» **Quoted text**:
'''
At this event, this giddy extravagance, I had the sense of witnessing a legend that future gamers will hear and wonder about with skepticism or astonishment. Gaming's answer to Malcolm Forbes's 80th birthday celebration on the Moroccan desert, or the Hollywood studio parties of the 1920s, or the banquets of Henry VIII.
A couple of weeks later came the annual Gen Con gaming convention in Milwaukee, which was (as usual) larger than ever before, with must-have-been 25 or 30,000 people. Trading card games were everywhere, mostly from euphoric wanna-be publishers who expect to make millions, who will certainly go under within the year and owe hundreds of thousands. It's so depressing to watch people play out the exact same stupid patterns of history over and over. Speaking of stupid patterns, I took on eight months of work, including a novel for TSR based on their new dice game [published as Cast of Fate, 1996]. Well may you ask, "How does one do a novel based on dice?" We'll find out. Anyway, it will pay my taxes and tax penalties this April (see first paragraph above).
Last week I finally made it down to Mount Rainier, a hundred or so miles south-southeast of Seattle. This volcanic mountain, snowbound and glaciated all year round, literally creates its own weather -- you can watch clouds form to leeward each evening -- but that day the air was crystalline and the sunshine warm. I climbed a pleasant trail to 6,500 feet, with the mountain looming another 8,000 above. From the viewpoint you can see two or three other volcanoes, including Mount St. Helens, which used to be almost Rainier's size before 1980 and is now a kind of tall, messy crater. It's possible that Rainier could blow too someday, and if the wind is blowing the wrong way that could be terrifically bad news for Seattle. But what the hey, I'm moving in September! See you then!
[9/6/95: Woolly worms forecast winter]
My mom sent me a story clipped from last Wednesday's (8/30) Reno Gazette-Journal, headlined "Signs point to a rough-and-tumble winter":
"Rabbits are growing thick coats, mice are coming into homes, squirrels are stockpiling piles of pinenuts, and woolly worms are more bouffant than usual. ... All the folklore signs are there, people say: a harsh winter is on the way.
'''
» **Information shown**:
'''
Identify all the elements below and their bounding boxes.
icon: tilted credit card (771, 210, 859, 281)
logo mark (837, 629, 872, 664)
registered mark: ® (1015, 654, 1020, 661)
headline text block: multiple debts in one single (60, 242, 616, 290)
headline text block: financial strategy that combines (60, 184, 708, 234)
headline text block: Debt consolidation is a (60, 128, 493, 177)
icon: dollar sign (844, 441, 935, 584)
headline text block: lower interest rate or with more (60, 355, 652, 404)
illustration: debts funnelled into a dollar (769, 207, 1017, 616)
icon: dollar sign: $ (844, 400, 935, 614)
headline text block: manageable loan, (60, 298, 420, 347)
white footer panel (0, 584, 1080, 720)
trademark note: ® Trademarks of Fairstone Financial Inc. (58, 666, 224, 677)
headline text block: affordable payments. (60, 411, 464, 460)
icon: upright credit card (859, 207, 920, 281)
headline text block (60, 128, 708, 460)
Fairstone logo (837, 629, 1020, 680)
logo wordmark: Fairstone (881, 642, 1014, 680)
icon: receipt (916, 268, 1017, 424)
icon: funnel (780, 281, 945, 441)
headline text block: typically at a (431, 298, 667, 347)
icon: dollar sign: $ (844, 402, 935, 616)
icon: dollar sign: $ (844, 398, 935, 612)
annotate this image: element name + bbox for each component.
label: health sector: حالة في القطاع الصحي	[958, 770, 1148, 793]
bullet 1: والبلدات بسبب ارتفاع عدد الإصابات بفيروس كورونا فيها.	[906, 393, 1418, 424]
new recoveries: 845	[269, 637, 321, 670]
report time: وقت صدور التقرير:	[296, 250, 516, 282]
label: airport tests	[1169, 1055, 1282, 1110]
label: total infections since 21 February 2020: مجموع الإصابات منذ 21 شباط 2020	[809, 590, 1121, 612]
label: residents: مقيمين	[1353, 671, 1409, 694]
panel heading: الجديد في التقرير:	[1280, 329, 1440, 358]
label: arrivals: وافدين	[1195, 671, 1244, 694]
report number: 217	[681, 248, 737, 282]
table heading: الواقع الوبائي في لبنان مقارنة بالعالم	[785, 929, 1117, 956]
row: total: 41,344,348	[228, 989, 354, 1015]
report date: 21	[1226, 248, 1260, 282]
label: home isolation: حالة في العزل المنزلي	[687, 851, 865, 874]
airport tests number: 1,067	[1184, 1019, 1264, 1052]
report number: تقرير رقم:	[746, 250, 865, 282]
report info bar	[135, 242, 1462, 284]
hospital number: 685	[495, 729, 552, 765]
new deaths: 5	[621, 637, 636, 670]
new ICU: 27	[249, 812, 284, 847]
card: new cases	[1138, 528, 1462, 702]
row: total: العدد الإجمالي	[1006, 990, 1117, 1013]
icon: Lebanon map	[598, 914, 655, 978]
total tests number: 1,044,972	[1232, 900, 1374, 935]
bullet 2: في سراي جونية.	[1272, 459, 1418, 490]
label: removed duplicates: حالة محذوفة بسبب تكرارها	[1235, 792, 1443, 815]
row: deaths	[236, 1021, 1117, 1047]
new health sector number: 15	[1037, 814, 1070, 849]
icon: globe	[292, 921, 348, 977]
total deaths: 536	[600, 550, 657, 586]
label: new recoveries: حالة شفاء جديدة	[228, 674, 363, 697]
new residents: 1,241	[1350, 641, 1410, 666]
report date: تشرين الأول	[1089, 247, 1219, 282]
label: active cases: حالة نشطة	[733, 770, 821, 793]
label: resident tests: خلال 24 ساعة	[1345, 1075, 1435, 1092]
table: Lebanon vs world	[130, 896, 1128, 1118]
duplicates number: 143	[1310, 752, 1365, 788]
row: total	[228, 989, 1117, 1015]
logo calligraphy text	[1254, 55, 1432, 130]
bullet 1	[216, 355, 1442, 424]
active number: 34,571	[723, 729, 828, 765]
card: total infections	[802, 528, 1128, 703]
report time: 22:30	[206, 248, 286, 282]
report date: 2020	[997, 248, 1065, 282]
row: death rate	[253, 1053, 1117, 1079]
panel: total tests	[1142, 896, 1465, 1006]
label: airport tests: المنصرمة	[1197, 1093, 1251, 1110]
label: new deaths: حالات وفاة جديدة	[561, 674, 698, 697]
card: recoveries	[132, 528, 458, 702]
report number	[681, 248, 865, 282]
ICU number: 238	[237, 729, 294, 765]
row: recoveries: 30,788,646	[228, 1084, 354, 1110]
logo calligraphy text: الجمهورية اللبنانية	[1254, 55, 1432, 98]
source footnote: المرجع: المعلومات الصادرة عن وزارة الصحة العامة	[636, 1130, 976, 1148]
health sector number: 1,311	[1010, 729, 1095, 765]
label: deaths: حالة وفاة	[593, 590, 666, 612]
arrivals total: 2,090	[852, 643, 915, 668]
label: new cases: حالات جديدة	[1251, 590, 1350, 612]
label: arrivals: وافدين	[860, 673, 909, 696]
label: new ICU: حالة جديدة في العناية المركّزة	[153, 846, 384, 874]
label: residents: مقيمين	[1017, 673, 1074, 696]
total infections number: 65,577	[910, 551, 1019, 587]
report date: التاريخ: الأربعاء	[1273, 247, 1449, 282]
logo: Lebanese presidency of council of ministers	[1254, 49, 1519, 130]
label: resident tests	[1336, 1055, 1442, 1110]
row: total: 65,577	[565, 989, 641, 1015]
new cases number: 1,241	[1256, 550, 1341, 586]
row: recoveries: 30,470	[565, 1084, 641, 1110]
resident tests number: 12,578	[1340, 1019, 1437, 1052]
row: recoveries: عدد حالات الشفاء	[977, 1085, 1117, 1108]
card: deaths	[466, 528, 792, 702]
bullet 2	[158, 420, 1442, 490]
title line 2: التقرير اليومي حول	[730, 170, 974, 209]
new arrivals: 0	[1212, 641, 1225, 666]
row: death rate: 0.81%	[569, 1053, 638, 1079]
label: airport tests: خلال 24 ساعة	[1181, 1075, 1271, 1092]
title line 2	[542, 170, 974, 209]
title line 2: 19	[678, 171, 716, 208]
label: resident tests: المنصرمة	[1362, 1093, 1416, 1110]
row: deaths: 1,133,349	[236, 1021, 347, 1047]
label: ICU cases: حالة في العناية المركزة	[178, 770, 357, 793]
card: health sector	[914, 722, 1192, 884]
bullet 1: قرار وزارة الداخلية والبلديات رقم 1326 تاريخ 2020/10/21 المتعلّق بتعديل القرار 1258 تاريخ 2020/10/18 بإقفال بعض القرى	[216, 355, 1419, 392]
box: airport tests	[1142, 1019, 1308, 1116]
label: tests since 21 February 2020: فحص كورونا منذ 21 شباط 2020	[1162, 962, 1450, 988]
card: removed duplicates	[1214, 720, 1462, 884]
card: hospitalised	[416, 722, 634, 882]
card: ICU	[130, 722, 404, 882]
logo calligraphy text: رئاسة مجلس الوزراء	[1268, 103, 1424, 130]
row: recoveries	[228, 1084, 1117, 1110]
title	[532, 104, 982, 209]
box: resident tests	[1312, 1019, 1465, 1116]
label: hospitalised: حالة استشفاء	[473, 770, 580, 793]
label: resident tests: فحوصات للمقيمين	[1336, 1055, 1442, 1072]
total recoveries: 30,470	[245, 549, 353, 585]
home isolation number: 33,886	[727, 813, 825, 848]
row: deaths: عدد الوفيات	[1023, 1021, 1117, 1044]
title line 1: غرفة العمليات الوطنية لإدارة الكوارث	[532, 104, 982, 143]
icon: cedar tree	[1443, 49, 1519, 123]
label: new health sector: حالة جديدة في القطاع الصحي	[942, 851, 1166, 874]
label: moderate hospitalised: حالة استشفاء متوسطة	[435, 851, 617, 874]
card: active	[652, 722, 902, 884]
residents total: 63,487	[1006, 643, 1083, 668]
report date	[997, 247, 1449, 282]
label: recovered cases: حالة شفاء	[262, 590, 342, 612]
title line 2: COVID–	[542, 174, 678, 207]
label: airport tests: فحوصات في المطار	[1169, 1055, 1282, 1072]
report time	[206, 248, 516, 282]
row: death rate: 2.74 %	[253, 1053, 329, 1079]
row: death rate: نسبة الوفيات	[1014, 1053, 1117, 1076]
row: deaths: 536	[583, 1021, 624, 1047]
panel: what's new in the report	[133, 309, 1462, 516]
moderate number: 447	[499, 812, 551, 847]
'''
» **Prompt**:
Answer these from the text above on Gen Con and Mount Rainier:
(a) In what city was the annual Gen Con gaming convention held?
(b) To what elevation did the trail climbed at Mount Rainier reach?
(c) Which newspaper ran the story headlined "Signs point to a rough-and-tumble winter"?

» **Complete output**:
(a) Milwaukee
(b) 6,500 feet
(c) The Reno Gazette-Journal